Word for word, repeat the entries, minus the pictures.

### Listed records
>>>
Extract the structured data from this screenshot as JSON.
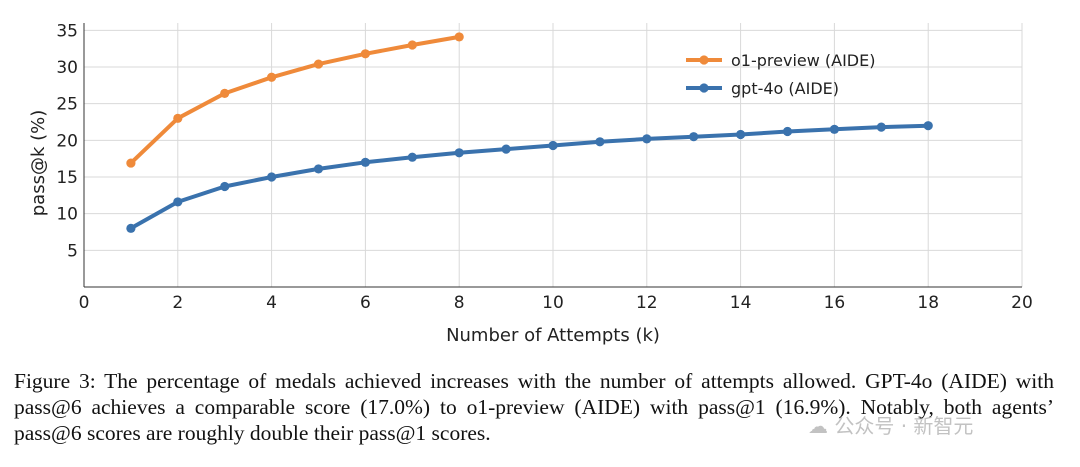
{
  "chart_data": {
    "type": "line",
    "title": "",
    "xlabel": "Number of Attempts (k)",
    "ylabel": "pass@k (%)",
    "xlim": [
      0,
      20
    ],
    "ylim": [
      0,
      36
    ],
    "xticks": [
      0,
      2,
      4,
      6,
      8,
      10,
      12,
      14,
      16,
      18,
      20
    ],
    "yticks": [
      5,
      10,
      15,
      20,
      25,
      30,
      35
    ],
    "grid": true,
    "legend_position": "top-right",
    "series": [
      {
        "name": "o1-preview (AIDE)",
        "color": "#ef8a3a",
        "x": [
          1,
          2,
          3,
          4,
          5,
          6,
          7,
          8
        ],
        "y": [
          16.9,
          23.0,
          26.4,
          28.6,
          30.4,
          31.8,
          33.0,
          34.1
        ]
      },
      {
        "name": "gpt-4o (AIDE)",
        "color": "#3a72ad",
        "x": [
          1,
          2,
          3,
          4,
          5,
          6,
          7,
          8,
          9,
          10,
          11,
          12,
          13,
          14,
          15,
          16,
          17,
          18
        ],
        "y": [
          8.0,
          11.6,
          13.7,
          15.0,
          16.1,
          17.0,
          17.7,
          18.3,
          18.8,
          19.3,
          19.8,
          20.2,
          20.5,
          20.8,
          21.2,
          21.5,
          21.8,
          22.0
        ]
      }
    ]
  },
  "caption": {
    "text": "Figure 3: The percentage of medals achieved increases with the number of attempts allowed. GPT-4o (AIDE) with pass@6 achieves a comparable score (17.0%) to o1-preview (AIDE) with pass@1 (16.9%). Notably, both agents’ pass@6 scores are roughly double their pass@1 scores."
  },
  "watermark": {
    "text": "公众号 · 新智元",
    "icon": "wechat-icon"
  }
}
<<<
### Exercise result
Extract the structured data from this screenshot as JSON.
{
  "chart_data": {
    "type": "line",
    "title": "",
    "xlabel": "Number of Attempts (k)",
    "ylabel": "pass@k (%)",
    "xlim": [
      0,
      20
    ],
    "ylim": [
      0,
      36
    ],
    "xticks": [
      0,
      2,
      4,
      6,
      8,
      10,
      12,
      14,
      16,
      18,
      20
    ],
    "yticks": [
      5,
      10,
      15,
      20,
      25,
      30,
      35
    ],
    "grid": true,
    "legend_position": "top-right",
    "series": [
      {
        "name": "o1-preview (AIDE)",
        "color": "#ef8a3a",
        "x": [
          1,
          2,
          3,
          4,
          5,
          6,
          7,
          8
        ],
        "y": [
          16.9,
          23.0,
          26.4,
          28.6,
          30.4,
          31.8,
          33.0,
          34.1
        ]
      },
      {
        "name": "gpt-4o (AIDE)",
        "color": "#3a72ad",
        "x": [
          1,
          2,
          3,
          4,
          5,
          6,
          7,
          8,
          9,
          10,
          11,
          12,
          13,
          14,
          15,
          16,
          17,
          18
        ],
        "y": [
          8.0,
          11.6,
          13.7,
          15.0,
          16.1,
          17.0,
          17.7,
          18.3,
          18.8,
          19.3,
          19.8,
          20.2,
          20.5,
          20.8,
          21.2,
          21.5,
          21.8,
          22.0
        ]
      }
    ]
  },
  "caption": {
    "text": "Figure 3: The percentage of medals achieved increases with the number of attempts allowed. GPT-4o (AIDE) with pass@6 achieves a comparable score (17.0%) to o1-preview (AIDE) with pass@1 (16.9%). Notably, both agents’ pass@6 scores are roughly double their pass@1 scores."
  },
  "watermark": {
    "text": "公众号 · 新智元",
    "icon": "wechat-icon"
  }
}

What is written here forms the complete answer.